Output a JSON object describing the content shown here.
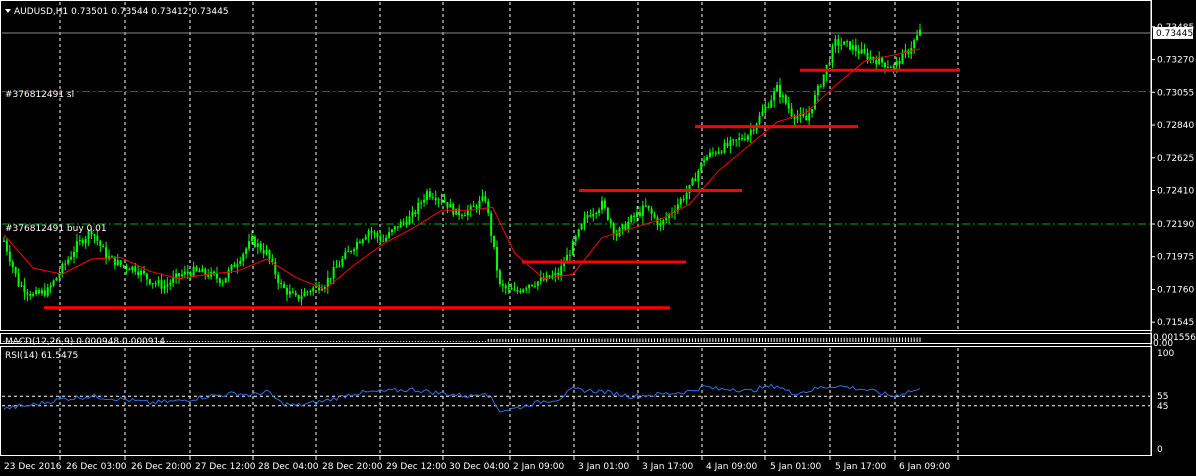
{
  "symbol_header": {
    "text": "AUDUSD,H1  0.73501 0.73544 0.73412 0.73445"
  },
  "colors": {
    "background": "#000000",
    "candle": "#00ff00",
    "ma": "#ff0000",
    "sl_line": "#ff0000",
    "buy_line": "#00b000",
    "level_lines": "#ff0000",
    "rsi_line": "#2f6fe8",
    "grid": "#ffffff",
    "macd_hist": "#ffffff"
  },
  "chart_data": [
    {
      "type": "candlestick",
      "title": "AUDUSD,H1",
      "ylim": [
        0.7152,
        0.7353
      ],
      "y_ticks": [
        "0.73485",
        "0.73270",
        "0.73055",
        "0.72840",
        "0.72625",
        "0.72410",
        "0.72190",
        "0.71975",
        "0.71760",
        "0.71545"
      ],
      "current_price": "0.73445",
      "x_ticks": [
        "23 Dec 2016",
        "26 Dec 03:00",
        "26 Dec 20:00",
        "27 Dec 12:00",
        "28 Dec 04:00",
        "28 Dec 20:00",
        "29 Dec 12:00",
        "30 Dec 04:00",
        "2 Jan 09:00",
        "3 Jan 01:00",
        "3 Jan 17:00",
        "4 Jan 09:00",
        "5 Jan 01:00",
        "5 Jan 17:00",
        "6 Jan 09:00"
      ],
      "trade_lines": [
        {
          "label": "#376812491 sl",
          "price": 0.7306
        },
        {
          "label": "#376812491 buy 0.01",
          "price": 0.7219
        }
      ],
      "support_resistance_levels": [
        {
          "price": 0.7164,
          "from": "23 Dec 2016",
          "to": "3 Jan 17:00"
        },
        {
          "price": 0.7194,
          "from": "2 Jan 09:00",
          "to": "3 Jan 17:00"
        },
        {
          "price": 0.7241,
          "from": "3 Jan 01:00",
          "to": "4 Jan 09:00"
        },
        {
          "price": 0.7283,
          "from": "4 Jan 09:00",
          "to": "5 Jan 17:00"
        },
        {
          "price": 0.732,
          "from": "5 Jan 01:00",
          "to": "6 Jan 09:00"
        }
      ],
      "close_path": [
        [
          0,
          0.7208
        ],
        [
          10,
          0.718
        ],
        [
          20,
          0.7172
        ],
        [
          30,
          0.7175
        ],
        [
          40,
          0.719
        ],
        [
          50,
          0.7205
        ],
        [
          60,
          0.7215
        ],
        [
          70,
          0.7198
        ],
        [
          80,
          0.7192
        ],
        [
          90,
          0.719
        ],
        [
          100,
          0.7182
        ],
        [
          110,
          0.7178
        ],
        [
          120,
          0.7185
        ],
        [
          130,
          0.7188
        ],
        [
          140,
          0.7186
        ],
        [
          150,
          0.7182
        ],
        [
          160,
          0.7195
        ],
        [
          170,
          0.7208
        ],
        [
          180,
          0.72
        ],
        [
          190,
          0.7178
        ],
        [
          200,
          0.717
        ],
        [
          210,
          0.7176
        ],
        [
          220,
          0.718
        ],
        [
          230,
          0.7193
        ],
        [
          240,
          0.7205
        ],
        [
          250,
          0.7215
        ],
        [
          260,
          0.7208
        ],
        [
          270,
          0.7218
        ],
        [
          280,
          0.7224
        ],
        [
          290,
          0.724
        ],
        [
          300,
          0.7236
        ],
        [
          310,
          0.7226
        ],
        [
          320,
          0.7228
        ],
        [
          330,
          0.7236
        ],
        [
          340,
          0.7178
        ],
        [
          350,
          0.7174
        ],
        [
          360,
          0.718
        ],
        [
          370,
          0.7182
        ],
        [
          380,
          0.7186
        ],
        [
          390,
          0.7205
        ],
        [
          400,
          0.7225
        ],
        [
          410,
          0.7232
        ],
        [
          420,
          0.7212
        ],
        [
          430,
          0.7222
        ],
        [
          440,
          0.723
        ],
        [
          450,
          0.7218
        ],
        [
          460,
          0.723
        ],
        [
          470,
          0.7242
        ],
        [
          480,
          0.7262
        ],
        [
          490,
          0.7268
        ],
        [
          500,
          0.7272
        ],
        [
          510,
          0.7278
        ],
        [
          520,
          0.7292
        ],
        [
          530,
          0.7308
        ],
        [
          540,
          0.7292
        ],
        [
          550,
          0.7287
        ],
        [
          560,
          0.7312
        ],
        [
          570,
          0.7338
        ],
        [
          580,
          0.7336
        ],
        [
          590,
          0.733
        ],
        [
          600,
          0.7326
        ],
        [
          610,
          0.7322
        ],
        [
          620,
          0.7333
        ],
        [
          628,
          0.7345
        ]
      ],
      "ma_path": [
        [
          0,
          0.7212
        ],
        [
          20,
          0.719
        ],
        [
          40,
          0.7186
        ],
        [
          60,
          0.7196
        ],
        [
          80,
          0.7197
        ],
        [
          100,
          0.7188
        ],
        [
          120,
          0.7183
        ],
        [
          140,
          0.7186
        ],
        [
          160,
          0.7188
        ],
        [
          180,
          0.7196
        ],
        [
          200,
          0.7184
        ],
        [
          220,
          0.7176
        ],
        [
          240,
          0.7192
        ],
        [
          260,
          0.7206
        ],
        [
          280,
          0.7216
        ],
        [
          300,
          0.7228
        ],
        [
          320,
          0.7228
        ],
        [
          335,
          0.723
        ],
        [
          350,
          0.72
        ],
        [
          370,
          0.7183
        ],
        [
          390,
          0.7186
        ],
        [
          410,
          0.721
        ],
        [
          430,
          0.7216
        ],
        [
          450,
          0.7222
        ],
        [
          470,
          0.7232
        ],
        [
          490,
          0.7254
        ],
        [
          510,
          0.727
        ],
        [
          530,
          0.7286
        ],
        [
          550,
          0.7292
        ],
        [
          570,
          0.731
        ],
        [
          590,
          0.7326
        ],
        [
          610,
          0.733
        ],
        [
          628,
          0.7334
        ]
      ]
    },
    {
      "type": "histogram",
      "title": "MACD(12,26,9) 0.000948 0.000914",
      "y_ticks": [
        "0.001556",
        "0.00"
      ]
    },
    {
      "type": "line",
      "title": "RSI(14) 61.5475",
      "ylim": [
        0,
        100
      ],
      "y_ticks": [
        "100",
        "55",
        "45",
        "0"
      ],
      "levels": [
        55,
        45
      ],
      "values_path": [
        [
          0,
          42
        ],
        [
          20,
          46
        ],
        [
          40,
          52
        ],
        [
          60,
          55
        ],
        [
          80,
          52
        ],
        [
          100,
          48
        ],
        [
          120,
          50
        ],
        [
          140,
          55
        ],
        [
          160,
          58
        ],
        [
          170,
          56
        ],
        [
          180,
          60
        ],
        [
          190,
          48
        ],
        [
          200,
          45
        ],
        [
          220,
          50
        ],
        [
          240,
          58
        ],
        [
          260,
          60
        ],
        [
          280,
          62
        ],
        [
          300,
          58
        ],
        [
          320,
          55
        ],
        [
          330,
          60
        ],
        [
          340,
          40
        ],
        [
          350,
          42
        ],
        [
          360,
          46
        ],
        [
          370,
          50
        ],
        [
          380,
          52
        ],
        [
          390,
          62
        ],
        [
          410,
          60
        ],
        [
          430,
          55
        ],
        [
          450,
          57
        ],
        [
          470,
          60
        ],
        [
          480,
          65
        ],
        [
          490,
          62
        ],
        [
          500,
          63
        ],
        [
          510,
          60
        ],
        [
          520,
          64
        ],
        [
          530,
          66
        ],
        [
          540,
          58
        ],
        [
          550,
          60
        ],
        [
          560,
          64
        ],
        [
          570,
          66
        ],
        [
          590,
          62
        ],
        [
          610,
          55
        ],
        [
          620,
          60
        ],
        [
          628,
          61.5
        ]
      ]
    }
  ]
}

PROBLEM:
Return the entries unchanged, save for the pictures, which do not belong in the copy.

FINISHED EXERCISE:
Output a JSON object describing the content shown here.
{
  "symbol_header": {
    "text": "AUDUSD,H1  0.73501 0.73544 0.73412 0.73445"
  },
  "colors": {
    "background": "#000000",
    "candle": "#00ff00",
    "ma": "#ff0000",
    "sl_line": "#ff0000",
    "buy_line": "#00b000",
    "level_lines": "#ff0000",
    "rsi_line": "#2f6fe8",
    "grid": "#ffffff",
    "macd_hist": "#ffffff"
  },
  "chart_data": [
    {
      "type": "candlestick",
      "title": "AUDUSD,H1",
      "ylim": [
        0.7152,
        0.7353
      ],
      "y_ticks": [
        "0.73485",
        "0.73270",
        "0.73055",
        "0.72840",
        "0.72625",
        "0.72410",
        "0.72190",
        "0.71975",
        "0.71760",
        "0.71545"
      ],
      "current_price": "0.73445",
      "x_ticks": [
        "23 Dec 2016",
        "26 Dec 03:00",
        "26 Dec 20:00",
        "27 Dec 12:00",
        "28 Dec 04:00",
        "28 Dec 20:00",
        "29 Dec 12:00",
        "30 Dec 04:00",
        "2 Jan 09:00",
        "3 Jan 01:00",
        "3 Jan 17:00",
        "4 Jan 09:00",
        "5 Jan 01:00",
        "5 Jan 17:00",
        "6 Jan 09:00"
      ],
      "trade_lines": [
        {
          "label": "#376812491 sl",
          "price": 0.7306
        },
        {
          "label": "#376812491 buy 0.01",
          "price": 0.7219
        }
      ],
      "support_resistance_levels": [
        {
          "price": 0.7164,
          "from": "23 Dec 2016",
          "to": "3 Jan 17:00"
        },
        {
          "price": 0.7194,
          "from": "2 Jan 09:00",
          "to": "3 Jan 17:00"
        },
        {
          "price": 0.7241,
          "from": "3 Jan 01:00",
          "to": "4 Jan 09:00"
        },
        {
          "price": 0.7283,
          "from": "4 Jan 09:00",
          "to": "5 Jan 17:00"
        },
        {
          "price": 0.732,
          "from": "5 Jan 01:00",
          "to": "6 Jan 09:00"
        }
      ],
      "close_path": [
        [
          0,
          0.7208
        ],
        [
          10,
          0.718
        ],
        [
          20,
          0.7172
        ],
        [
          30,
          0.7175
        ],
        [
          40,
          0.719
        ],
        [
          50,
          0.7205
        ],
        [
          60,
          0.7215
        ],
        [
          70,
          0.7198
        ],
        [
          80,
          0.7192
        ],
        [
          90,
          0.719
        ],
        [
          100,
          0.7182
        ],
        [
          110,
          0.7178
        ],
        [
          120,
          0.7185
        ],
        [
          130,
          0.7188
        ],
        [
          140,
          0.7186
        ],
        [
          150,
          0.7182
        ],
        [
          160,
          0.7195
        ],
        [
          170,
          0.7208
        ],
        [
          180,
          0.72
        ],
        [
          190,
          0.7178
        ],
        [
          200,
          0.717
        ],
        [
          210,
          0.7176
        ],
        [
          220,
          0.718
        ],
        [
          230,
          0.7193
        ],
        [
          240,
          0.7205
        ],
        [
          250,
          0.7215
        ],
        [
          260,
          0.7208
        ],
        [
          270,
          0.7218
        ],
        [
          280,
          0.7224
        ],
        [
          290,
          0.724
        ],
        [
          300,
          0.7236
        ],
        [
          310,
          0.7226
        ],
        [
          320,
          0.7228
        ],
        [
          330,
          0.7236
        ],
        [
          340,
          0.7178
        ],
        [
          350,
          0.7174
        ],
        [
          360,
          0.718
        ],
        [
          370,
          0.7182
        ],
        [
          380,
          0.7186
        ],
        [
          390,
          0.7205
        ],
        [
          400,
          0.7225
        ],
        [
          410,
          0.7232
        ],
        [
          420,
          0.7212
        ],
        [
          430,
          0.7222
        ],
        [
          440,
          0.723
        ],
        [
          450,
          0.7218
        ],
        [
          460,
          0.723
        ],
        [
          470,
          0.7242
        ],
        [
          480,
          0.7262
        ],
        [
          490,
          0.7268
        ],
        [
          500,
          0.7272
        ],
        [
          510,
          0.7278
        ],
        [
          520,
          0.7292
        ],
        [
          530,
          0.7308
        ],
        [
          540,
          0.7292
        ],
        [
          550,
          0.7287
        ],
        [
          560,
          0.7312
        ],
        [
          570,
          0.7338
        ],
        [
          580,
          0.7336
        ],
        [
          590,
          0.733
        ],
        [
          600,
          0.7326
        ],
        [
          610,
          0.7322
        ],
        [
          620,
          0.7333
        ],
        [
          628,
          0.7345
        ]
      ],
      "ma_path": [
        [
          0,
          0.7212
        ],
        [
          20,
          0.719
        ],
        [
          40,
          0.7186
        ],
        [
          60,
          0.7196
        ],
        [
          80,
          0.7197
        ],
        [
          100,
          0.7188
        ],
        [
          120,
          0.7183
        ],
        [
          140,
          0.7186
        ],
        [
          160,
          0.7188
        ],
        [
          180,
          0.7196
        ],
        [
          200,
          0.7184
        ],
        [
          220,
          0.7176
        ],
        [
          240,
          0.7192
        ],
        [
          260,
          0.7206
        ],
        [
          280,
          0.7216
        ],
        [
          300,
          0.7228
        ],
        [
          320,
          0.7228
        ],
        [
          335,
          0.723
        ],
        [
          350,
          0.72
        ],
        [
          370,
          0.7183
        ],
        [
          390,
          0.7186
        ],
        [
          410,
          0.721
        ],
        [
          430,
          0.7216
        ],
        [
          450,
          0.7222
        ],
        [
          470,
          0.7232
        ],
        [
          490,
          0.7254
        ],
        [
          510,
          0.727
        ],
        [
          530,
          0.7286
        ],
        [
          550,
          0.7292
        ],
        [
          570,
          0.731
        ],
        [
          590,
          0.7326
        ],
        [
          610,
          0.733
        ],
        [
          628,
          0.7334
        ]
      ]
    },
    {
      "type": "histogram",
      "title": "MACD(12,26,9) 0.000948 0.000914",
      "y_ticks": [
        "0.001556",
        "0.00"
      ]
    },
    {
      "type": "line",
      "title": "RSI(14) 61.5475",
      "ylim": [
        0,
        100
      ],
      "y_ticks": [
        "100",
        "55",
        "45",
        "0"
      ],
      "levels": [
        55,
        45
      ],
      "values_path": [
        [
          0,
          42
        ],
        [
          20,
          46
        ],
        [
          40,
          52
        ],
        [
          60,
          55
        ],
        [
          80,
          52
        ],
        [
          100,
          48
        ],
        [
          120,
          50
        ],
        [
          140,
          55
        ],
        [
          160,
          58
        ],
        [
          170,
          56
        ],
        [
          180,
          60
        ],
        [
          190,
          48
        ],
        [
          200,
          45
        ],
        [
          220,
          50
        ],
        [
          240,
          58
        ],
        [
          260,
          60
        ],
        [
          280,
          62
        ],
        [
          300,
          58
        ],
        [
          320,
          55
        ],
        [
          330,
          60
        ],
        [
          340,
          40
        ],
        [
          350,
          42
        ],
        [
          360,
          46
        ],
        [
          370,
          50
        ],
        [
          380,
          52
        ],
        [
          390,
          62
        ],
        [
          410,
          60
        ],
        [
          430,
          55
        ],
        [
          450,
          57
        ],
        [
          470,
          60
        ],
        [
          480,
          65
        ],
        [
          490,
          62
        ],
        [
          500,
          63
        ],
        [
          510,
          60
        ],
        [
          520,
          64
        ],
        [
          530,
          66
        ],
        [
          540,
          58
        ],
        [
          550,
          60
        ],
        [
          560,
          64
        ],
        [
          570,
          66
        ],
        [
          590,
          62
        ],
        [
          610,
          55
        ],
        [
          620,
          60
        ],
        [
          628,
          61.5
        ]
      ]
    }
  ]
}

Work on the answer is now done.